* Start SUPPLIED RECORDS *

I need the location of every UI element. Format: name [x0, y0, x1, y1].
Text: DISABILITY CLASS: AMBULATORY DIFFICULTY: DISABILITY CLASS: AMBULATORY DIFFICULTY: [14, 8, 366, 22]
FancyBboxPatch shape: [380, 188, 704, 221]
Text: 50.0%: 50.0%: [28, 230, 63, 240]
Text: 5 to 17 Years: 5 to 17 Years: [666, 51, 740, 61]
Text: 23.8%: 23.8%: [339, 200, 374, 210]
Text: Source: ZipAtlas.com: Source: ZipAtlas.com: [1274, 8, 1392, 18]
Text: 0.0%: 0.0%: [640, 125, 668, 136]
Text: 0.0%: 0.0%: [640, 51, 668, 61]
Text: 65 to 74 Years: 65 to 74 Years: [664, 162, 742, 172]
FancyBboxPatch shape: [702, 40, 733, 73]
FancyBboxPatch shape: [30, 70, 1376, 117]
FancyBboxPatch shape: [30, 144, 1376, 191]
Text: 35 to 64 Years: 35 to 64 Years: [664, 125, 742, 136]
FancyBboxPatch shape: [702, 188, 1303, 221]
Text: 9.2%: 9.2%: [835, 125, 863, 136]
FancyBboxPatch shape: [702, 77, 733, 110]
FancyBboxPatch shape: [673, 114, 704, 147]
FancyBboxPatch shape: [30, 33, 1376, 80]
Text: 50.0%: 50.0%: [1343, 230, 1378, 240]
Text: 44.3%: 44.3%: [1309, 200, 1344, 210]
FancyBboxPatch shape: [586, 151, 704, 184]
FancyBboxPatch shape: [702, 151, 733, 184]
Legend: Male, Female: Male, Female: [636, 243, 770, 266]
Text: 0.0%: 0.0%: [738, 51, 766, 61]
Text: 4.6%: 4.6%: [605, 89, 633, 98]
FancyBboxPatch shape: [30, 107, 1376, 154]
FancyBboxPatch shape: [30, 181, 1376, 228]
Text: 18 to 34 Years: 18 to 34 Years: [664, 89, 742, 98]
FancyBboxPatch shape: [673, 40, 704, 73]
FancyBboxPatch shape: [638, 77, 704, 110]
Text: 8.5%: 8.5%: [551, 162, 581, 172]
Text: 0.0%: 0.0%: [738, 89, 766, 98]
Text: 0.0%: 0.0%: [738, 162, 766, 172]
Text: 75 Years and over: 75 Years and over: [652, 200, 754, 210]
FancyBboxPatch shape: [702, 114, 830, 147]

* End SUPPLIED RECORDS *

Rewrite the stretch from the start of the records through the line containing "Text: 50.0%: 50.0%: [28, 230, 63, 240]", swapping "location" for "position" and leaving everything else unchanged.

→ **SOLVED EXERCISE**
I need the position of every UI element. Format: name [x0, y0, x1, y1].
Text: DISABILITY CLASS: AMBULATORY DIFFICULTY: DISABILITY CLASS: AMBULATORY DIFFICULTY: [14, 8, 366, 22]
FancyBboxPatch shape: [380, 188, 704, 221]
Text: 50.0%: 50.0%: [28, 230, 63, 240]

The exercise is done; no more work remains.